In the passage on through-water communications below, what frequency is the diver's speech converted into before it is sent into the water?

» Passage:
* * * * * * * * *

Through Water Communications – Further Explained

The Science Of It All …

In most cases when the diver wants to talk, he simply depresses the push-to-talk (PTT ) button located on the full-face mask (FFM) and talks. The diver’s speech is picked up via the microphone installed in the FFM and sent to the communication unit. The speech is then converted into 33 kHz and sent into the water via the transducer. It goes into the water like sonar waves from a fish finder. The 33 kHz signals out omnidirectional and can bounce off the bottom and surface. When another transceiver’s transducer picks up the sonic signal, the 33 kHz is converted back to intelligible speech, amplified and sent up to the earphone. The diver has the freedom of free swimming without carrying a long wire to the surface.


Using Through-Water Comms…

Through-water communications are battery powered and are composed of a communication system with earphones. All through-water communications need a communication unit and an earphone assembly. Having one without the other is like having headphones without anything to listen to.

* * * * * * * * *

» Recorded data:

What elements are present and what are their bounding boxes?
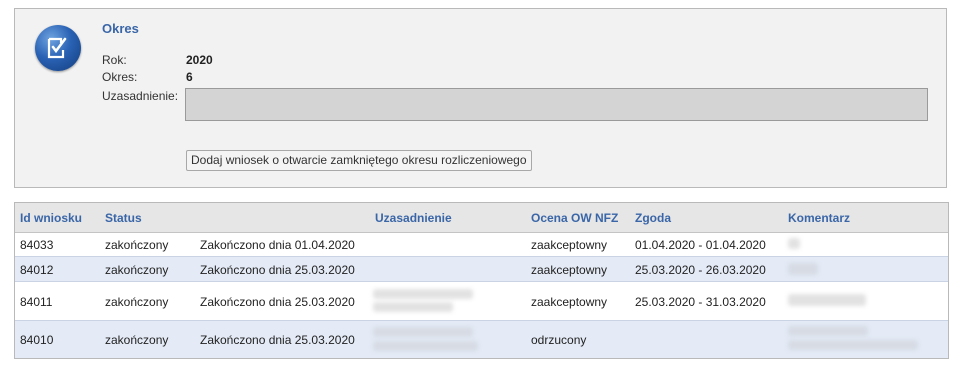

* * * * * * * * *

» Exercise answer:
33 kHz